**GOAL:** Copy out every line exactly, passing over the pictures.

**SUPPLIED RECORDS:**

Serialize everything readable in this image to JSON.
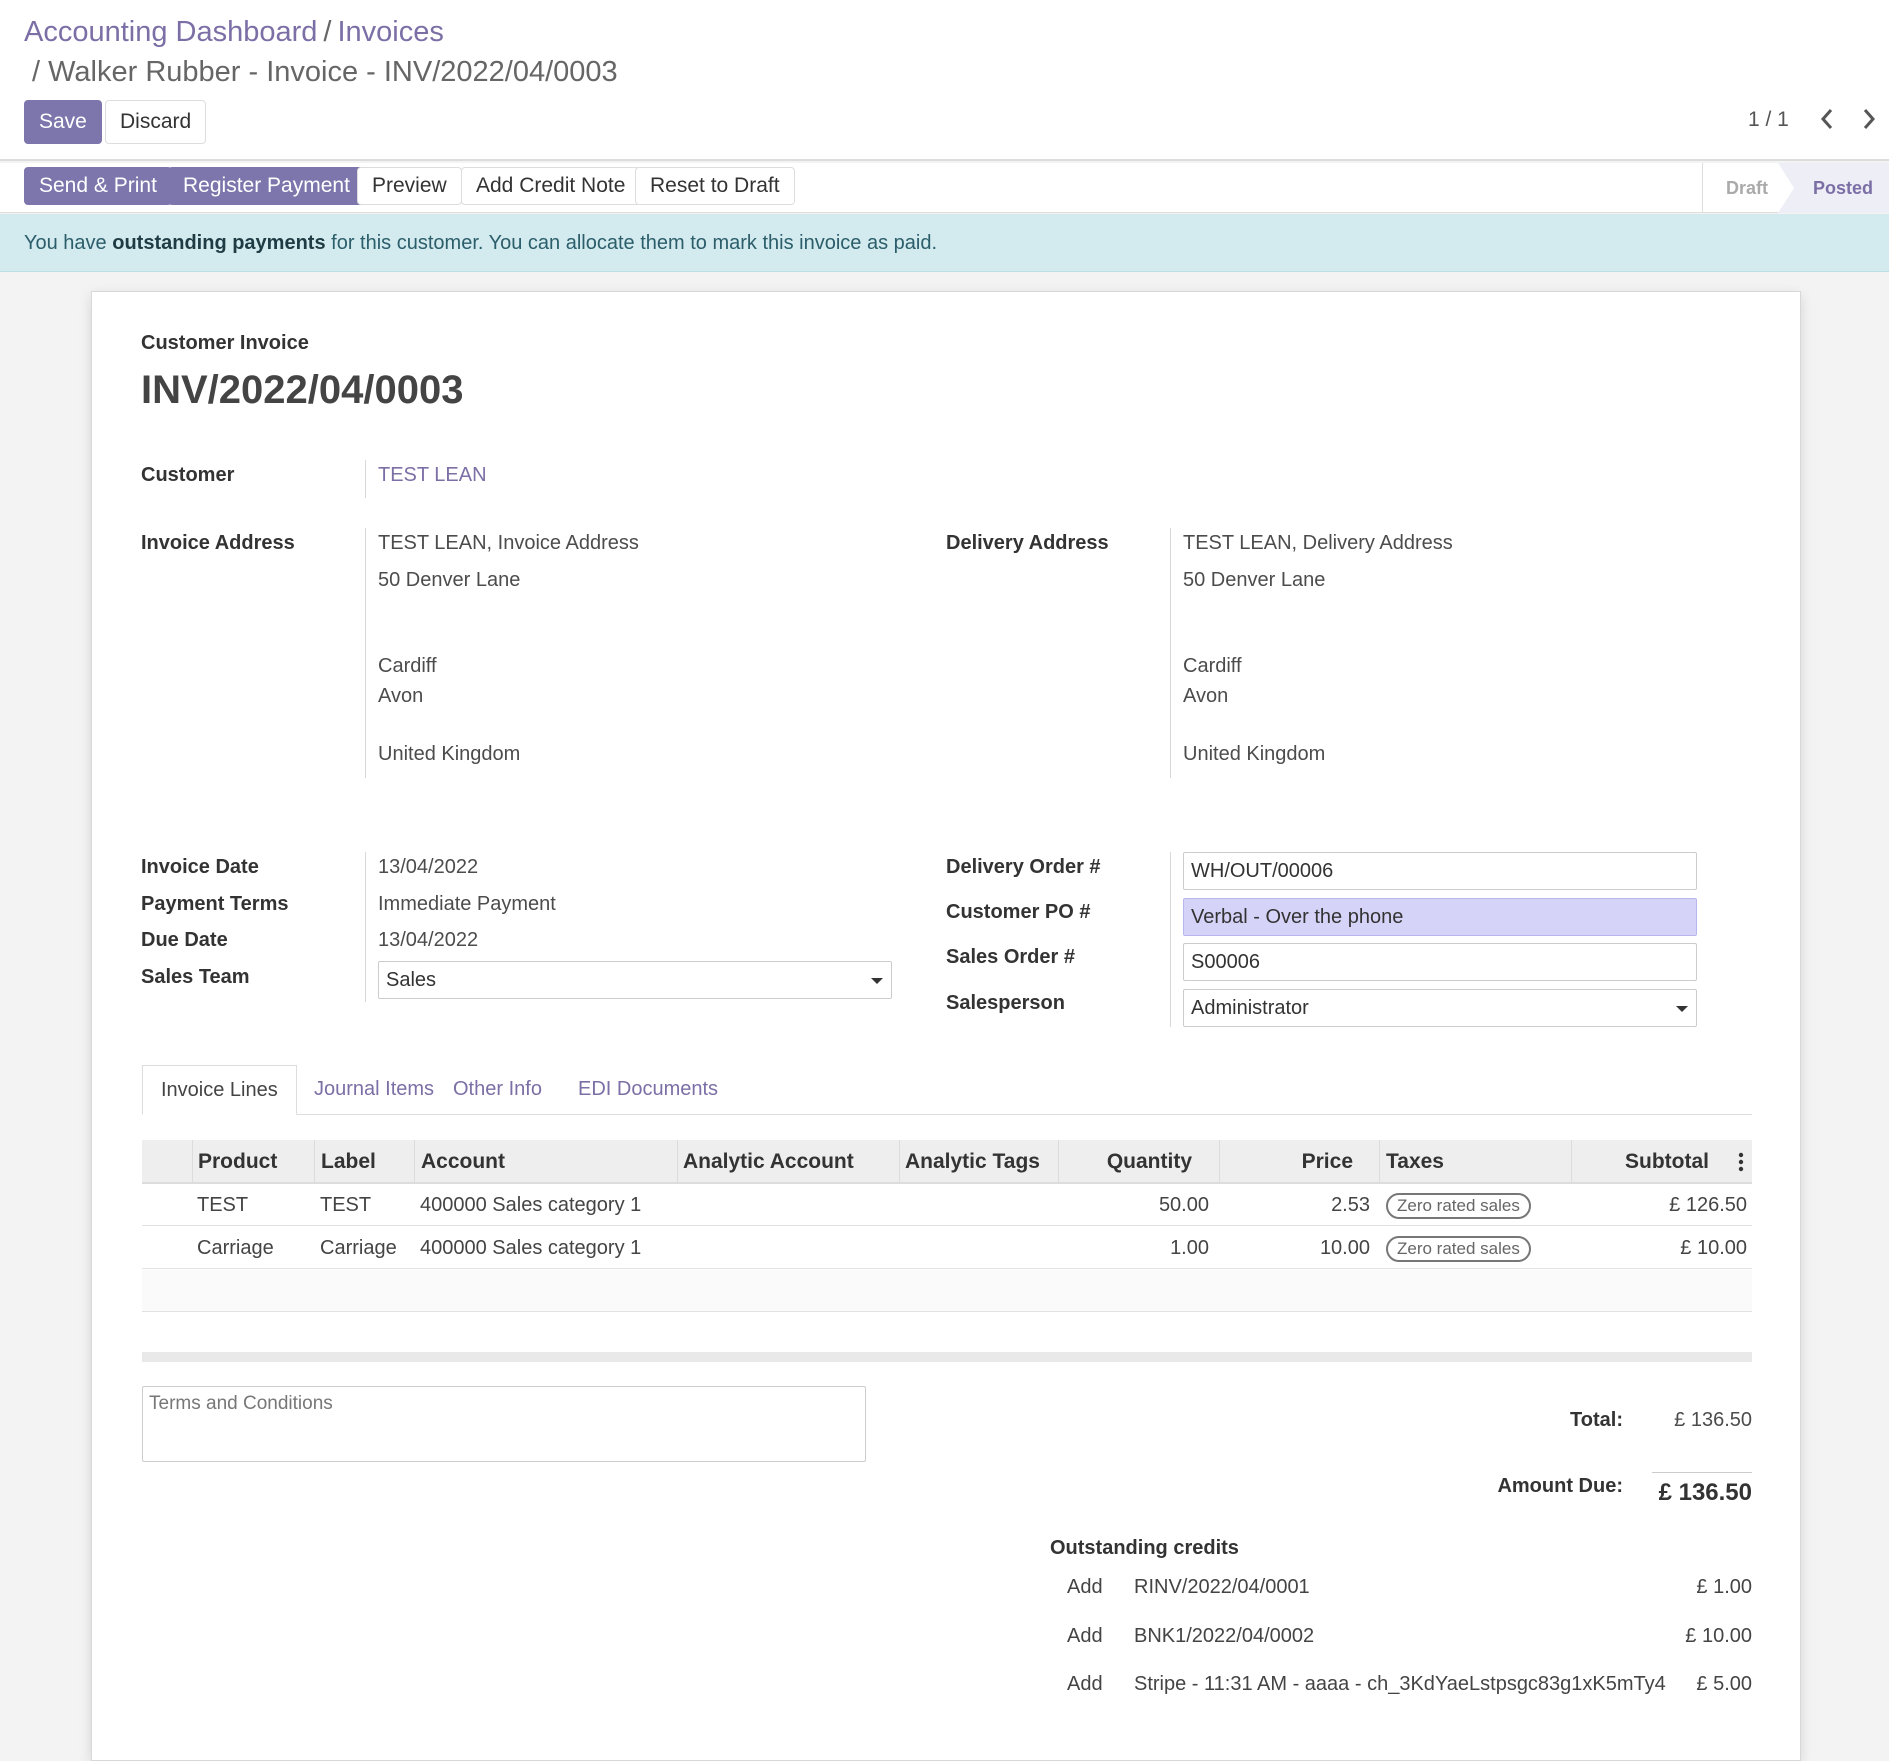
{
  "breadcrumb": {
    "parent1": "Accounting Dashboard",
    "parent2": "Invoices",
    "current": "/ Walker Rubber - Invoice - INV/2022/04/0003"
  },
  "toolbar": {
    "save_label": "Save",
    "discard_label": "Discard"
  },
  "pager": {
    "text": "1 / 1"
  },
  "actions": {
    "send_print": "Send & Print",
    "register_payment": "Register Payment",
    "preview": "Preview",
    "add_credit_note": "Add Credit Note",
    "reset_to_draft": "Reset to Draft"
  },
  "status": {
    "draft": "Draft",
    "posted": "Posted",
    "active": "Posted"
  },
  "alert": {
    "before": "You have ",
    "bold": "outstanding payments",
    "after": " for this customer. You can allocate them to mark this invoice as paid."
  },
  "invoice": {
    "type_label": "Customer Invoice",
    "number": "INV/2022/04/0003",
    "customer_label": "Customer",
    "customer": "TEST LEAN",
    "invoice_address_label": "Invoice Address",
    "invoice_address": {
      "line1": "TEST LEAN, Invoice Address",
      "line2": "50 Denver Lane",
      "city": "Cardiff",
      "state": "Avon",
      "country": "United Kingdom"
    },
    "delivery_address_label": "Delivery Address",
    "delivery_address": {
      "line1": "TEST LEAN, Delivery Address",
      "line2": "50 Denver Lane",
      "city": "Cardiff",
      "state": "Avon",
      "country": "United Kingdom"
    },
    "invoice_date_label": "Invoice Date",
    "invoice_date": "13/04/2022",
    "payment_terms_label": "Payment Terms",
    "payment_terms": "Immediate Payment",
    "due_date_label": "Due Date",
    "due_date": "13/04/2022",
    "sales_team_label": "Sales Team",
    "sales_team": "Sales",
    "delivery_order_label": "Delivery Order #",
    "delivery_order": "WH/OUT/00006",
    "customer_po_label": "Customer PO #",
    "customer_po": "Verbal - Over the phone",
    "sales_order_label": "Sales Order #",
    "sales_order": "S00006",
    "salesperson_label": "Salesperson",
    "salesperson": "Administrator"
  },
  "tabs": [
    "Invoice Lines",
    "Journal Items",
    "Other Info",
    "EDI Documents"
  ],
  "lines": {
    "headers": [
      "Product",
      "Label",
      "Account",
      "Analytic Account",
      "Analytic Tags",
      "Quantity",
      "Price",
      "Taxes",
      "Subtotal"
    ],
    "rows": [
      {
        "product": "TEST",
        "label": "TEST",
        "account": "400000 Sales category 1",
        "quantity": "50.00",
        "price": "2.53",
        "tax": "Zero rated sales",
        "subtotal": "£ 126.50"
      },
      {
        "product": "Carriage",
        "label": "Carriage",
        "account": "400000 Sales category 1",
        "quantity": "1.00",
        "price": "10.00",
        "tax": "Zero rated sales",
        "subtotal": "£ 10.00"
      }
    ]
  },
  "terms": {
    "placeholder": "Terms and Conditions"
  },
  "totals": {
    "total_label": "Total:",
    "total": "£ 136.50",
    "amount_due_label": "Amount Due:",
    "amount_due": "£ 136.50"
  },
  "credits": {
    "title": "Outstanding credits",
    "add_label": "Add",
    "items": [
      {
        "ref": "RINV/2022/04/0001",
        "amount": "£ 1.00"
      },
      {
        "ref": "BNK1/2022/04/0002",
        "amount": "£ 10.00"
      },
      {
        "ref": "Stripe - 11:31 AM - aaaa - ch_3KdYaeLstpsgc83g1xK5mTy4",
        "amount": "£ 5.00"
      }
    ]
  },
  "colors": {
    "primary": "#7c76ad",
    "link": "#7c6fa6",
    "alert_bg": "#d3ebef",
    "highlight": "#d5d3f8"
  }
}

**OUTPUT OF THE TASK:**
Serialize everything readable in this image to JSON.
{
  "breadcrumb": {
    "parent1": "Accounting Dashboard",
    "parent2": "Invoices",
    "current": "/ Walker Rubber - Invoice - INV/2022/04/0003"
  },
  "toolbar": {
    "save_label": "Save",
    "discard_label": "Discard"
  },
  "pager": {
    "text": "1 / 1"
  },
  "actions": {
    "send_print": "Send & Print",
    "register_payment": "Register Payment",
    "preview": "Preview",
    "add_credit_note": "Add Credit Note",
    "reset_to_draft": "Reset to Draft"
  },
  "status": {
    "draft": "Draft",
    "posted": "Posted",
    "active": "Posted"
  },
  "alert": {
    "before": "You have ",
    "bold": "outstanding payments",
    "after": " for this customer. You can allocate them to mark this invoice as paid."
  },
  "invoice": {
    "type_label": "Customer Invoice",
    "number": "INV/2022/04/0003",
    "customer_label": "Customer",
    "customer": "TEST LEAN",
    "invoice_address_label": "Invoice Address",
    "invoice_address": {
      "line1": "TEST LEAN, Invoice Address",
      "line2": "50 Denver Lane",
      "city": "Cardiff",
      "state": "Avon",
      "country": "United Kingdom"
    },
    "delivery_address_label": "Delivery Address",
    "delivery_address": {
      "line1": "TEST LEAN, Delivery Address",
      "line2": "50 Denver Lane",
      "city": "Cardiff",
      "state": "Avon",
      "country": "United Kingdom"
    },
    "invoice_date_label": "Invoice Date",
    "invoice_date": "13/04/2022",
    "payment_terms_label": "Payment Terms",
    "payment_terms": "Immediate Payment",
    "due_date_label": "Due Date",
    "due_date": "13/04/2022",
    "sales_team_label": "Sales Team",
    "sales_team": "Sales",
    "delivery_order_label": "Delivery Order #",
    "delivery_order": "WH/OUT/00006",
    "customer_po_label": "Customer PO #",
    "customer_po": "Verbal - Over the phone",
    "sales_order_label": "Sales Order #",
    "sales_order": "S00006",
    "salesperson_label": "Salesperson",
    "salesperson": "Administrator"
  },
  "tabs": [
    "Invoice Lines",
    "Journal Items",
    "Other Info",
    "EDI Documents"
  ],
  "lines": {
    "headers": [
      "Product",
      "Label",
      "Account",
      "Analytic Account",
      "Analytic Tags",
      "Quantity",
      "Price",
      "Taxes",
      "Subtotal"
    ],
    "rows": [
      {
        "product": "TEST",
        "label": "TEST",
        "account": "400000 Sales category 1",
        "quantity": "50.00",
        "price": "2.53",
        "tax": "Zero rated sales",
        "subtotal": "£ 126.50"
      },
      {
        "product": "Carriage",
        "label": "Carriage",
        "account": "400000 Sales category 1",
        "quantity": "1.00",
        "price": "10.00",
        "tax": "Zero rated sales",
        "subtotal": "£ 10.00"
      }
    ]
  },
  "terms": {
    "placeholder": "Terms and Conditions"
  },
  "totals": {
    "total_label": "Total:",
    "total": "£ 136.50",
    "amount_due_label": "Amount Due:",
    "amount_due": "£ 136.50"
  },
  "credits": {
    "title": "Outstanding credits",
    "add_label": "Add",
    "items": [
      {
        "ref": "RINV/2022/04/0001",
        "amount": "£ 1.00"
      },
      {
        "ref": "BNK1/2022/04/0002",
        "amount": "£ 10.00"
      },
      {
        "ref": "Stripe - 11:31 AM - aaaa - ch_3KdYaeLstpsgc83g1xK5mTy4",
        "amount": "£ 5.00"
      }
    ]
  },
  "colors": {
    "primary": "#7c76ad",
    "link": "#7c6fa6",
    "alert_bg": "#d3ebef",
    "highlight": "#d5d3f8"
  }
}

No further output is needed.